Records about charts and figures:
═══
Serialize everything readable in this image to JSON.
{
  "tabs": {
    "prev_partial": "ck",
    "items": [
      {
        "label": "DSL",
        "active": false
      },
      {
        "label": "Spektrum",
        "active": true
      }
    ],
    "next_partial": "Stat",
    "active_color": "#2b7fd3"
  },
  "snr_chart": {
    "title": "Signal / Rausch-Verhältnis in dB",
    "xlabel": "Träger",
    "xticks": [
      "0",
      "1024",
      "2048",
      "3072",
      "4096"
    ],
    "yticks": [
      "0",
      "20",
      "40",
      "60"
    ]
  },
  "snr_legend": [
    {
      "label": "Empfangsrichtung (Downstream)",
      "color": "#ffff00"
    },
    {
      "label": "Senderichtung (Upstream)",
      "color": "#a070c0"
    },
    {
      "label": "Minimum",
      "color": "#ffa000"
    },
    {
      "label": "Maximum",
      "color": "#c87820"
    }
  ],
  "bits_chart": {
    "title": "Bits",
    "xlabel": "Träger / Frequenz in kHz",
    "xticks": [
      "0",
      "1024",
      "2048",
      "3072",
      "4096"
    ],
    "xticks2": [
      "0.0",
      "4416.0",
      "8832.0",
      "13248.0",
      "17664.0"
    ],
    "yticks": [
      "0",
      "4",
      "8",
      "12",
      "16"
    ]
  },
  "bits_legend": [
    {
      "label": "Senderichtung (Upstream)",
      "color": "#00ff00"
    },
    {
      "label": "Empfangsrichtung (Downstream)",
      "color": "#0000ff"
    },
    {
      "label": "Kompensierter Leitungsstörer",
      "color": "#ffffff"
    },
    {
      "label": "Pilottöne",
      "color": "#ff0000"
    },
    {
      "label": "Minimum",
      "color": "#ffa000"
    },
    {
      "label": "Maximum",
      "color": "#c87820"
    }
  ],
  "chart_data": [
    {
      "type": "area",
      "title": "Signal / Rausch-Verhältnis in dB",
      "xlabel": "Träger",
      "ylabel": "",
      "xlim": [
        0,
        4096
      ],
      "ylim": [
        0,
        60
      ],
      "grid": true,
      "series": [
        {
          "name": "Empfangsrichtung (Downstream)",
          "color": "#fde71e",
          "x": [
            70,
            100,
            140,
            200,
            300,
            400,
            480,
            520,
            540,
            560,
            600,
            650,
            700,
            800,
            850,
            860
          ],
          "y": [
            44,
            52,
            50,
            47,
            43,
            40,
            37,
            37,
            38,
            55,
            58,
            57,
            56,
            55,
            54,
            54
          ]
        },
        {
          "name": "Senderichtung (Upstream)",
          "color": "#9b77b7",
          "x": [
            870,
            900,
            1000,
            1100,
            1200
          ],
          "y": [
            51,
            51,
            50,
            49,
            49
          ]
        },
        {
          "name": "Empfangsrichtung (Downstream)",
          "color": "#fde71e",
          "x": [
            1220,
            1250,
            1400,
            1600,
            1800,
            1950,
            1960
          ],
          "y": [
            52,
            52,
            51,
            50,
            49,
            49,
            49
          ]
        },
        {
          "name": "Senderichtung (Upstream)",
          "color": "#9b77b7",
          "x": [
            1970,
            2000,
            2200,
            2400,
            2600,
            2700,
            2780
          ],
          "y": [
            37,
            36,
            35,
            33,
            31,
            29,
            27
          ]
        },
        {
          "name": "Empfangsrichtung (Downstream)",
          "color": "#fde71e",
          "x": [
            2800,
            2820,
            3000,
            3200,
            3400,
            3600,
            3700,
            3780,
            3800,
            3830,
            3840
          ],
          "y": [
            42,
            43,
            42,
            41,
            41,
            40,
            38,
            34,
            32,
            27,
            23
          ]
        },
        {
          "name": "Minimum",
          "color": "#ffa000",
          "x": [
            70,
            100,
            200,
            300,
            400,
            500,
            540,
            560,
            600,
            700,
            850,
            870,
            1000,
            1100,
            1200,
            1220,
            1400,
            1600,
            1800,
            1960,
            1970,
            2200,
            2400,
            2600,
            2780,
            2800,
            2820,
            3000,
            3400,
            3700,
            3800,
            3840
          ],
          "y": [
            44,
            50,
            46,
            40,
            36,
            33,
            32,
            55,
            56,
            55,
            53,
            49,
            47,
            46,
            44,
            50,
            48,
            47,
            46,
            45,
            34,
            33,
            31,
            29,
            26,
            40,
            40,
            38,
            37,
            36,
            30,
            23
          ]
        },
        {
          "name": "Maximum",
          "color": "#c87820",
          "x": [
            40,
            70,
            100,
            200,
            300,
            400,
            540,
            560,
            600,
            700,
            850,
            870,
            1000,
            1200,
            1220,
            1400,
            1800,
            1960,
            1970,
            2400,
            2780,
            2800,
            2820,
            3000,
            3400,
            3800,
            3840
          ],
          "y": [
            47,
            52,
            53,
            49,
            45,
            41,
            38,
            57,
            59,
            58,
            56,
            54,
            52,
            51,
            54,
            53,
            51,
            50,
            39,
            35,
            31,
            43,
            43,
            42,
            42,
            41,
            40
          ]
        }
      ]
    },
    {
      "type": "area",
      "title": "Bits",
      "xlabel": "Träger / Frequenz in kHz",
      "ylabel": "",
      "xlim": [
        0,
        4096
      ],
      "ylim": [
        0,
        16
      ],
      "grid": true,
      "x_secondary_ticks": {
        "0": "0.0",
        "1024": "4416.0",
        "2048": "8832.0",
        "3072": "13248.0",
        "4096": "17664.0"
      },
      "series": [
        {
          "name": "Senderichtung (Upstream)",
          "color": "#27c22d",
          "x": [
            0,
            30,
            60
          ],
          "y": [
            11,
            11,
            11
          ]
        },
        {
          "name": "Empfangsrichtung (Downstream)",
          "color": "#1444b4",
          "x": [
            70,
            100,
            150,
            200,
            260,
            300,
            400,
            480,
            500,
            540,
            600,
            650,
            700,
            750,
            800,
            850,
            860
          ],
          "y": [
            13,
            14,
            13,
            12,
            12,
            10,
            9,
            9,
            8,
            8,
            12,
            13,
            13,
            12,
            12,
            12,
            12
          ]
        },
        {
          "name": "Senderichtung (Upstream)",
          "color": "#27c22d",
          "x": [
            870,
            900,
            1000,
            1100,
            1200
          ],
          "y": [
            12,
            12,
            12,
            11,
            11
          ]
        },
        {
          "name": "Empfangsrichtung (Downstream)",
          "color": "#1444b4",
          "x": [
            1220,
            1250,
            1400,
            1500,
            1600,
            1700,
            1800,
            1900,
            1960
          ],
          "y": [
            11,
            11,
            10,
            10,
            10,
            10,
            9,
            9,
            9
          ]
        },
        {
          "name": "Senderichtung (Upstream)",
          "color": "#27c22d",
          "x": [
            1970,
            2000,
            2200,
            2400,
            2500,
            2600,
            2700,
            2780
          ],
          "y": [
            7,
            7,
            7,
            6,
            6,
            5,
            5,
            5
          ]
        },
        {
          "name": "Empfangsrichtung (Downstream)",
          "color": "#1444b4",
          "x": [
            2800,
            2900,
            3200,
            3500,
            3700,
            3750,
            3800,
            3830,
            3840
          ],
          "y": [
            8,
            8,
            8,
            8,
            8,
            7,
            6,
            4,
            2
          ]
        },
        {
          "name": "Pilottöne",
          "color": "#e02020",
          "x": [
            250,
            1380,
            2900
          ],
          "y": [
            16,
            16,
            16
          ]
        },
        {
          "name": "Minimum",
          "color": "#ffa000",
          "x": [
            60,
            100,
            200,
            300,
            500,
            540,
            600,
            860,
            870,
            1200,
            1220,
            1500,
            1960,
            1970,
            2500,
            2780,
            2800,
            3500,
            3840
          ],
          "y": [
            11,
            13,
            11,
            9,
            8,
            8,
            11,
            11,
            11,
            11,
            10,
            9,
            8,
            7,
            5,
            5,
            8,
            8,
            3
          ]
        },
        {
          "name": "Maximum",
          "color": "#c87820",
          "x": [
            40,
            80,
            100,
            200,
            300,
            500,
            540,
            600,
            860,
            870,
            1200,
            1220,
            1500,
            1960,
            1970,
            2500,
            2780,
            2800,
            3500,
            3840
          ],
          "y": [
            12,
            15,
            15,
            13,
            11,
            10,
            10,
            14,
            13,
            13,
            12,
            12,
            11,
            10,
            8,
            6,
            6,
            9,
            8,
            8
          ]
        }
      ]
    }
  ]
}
═══
### What you will do
Examine the entries and report how many of their lines contain the string "Rausch", giving no more than the number.

### Exercise response
2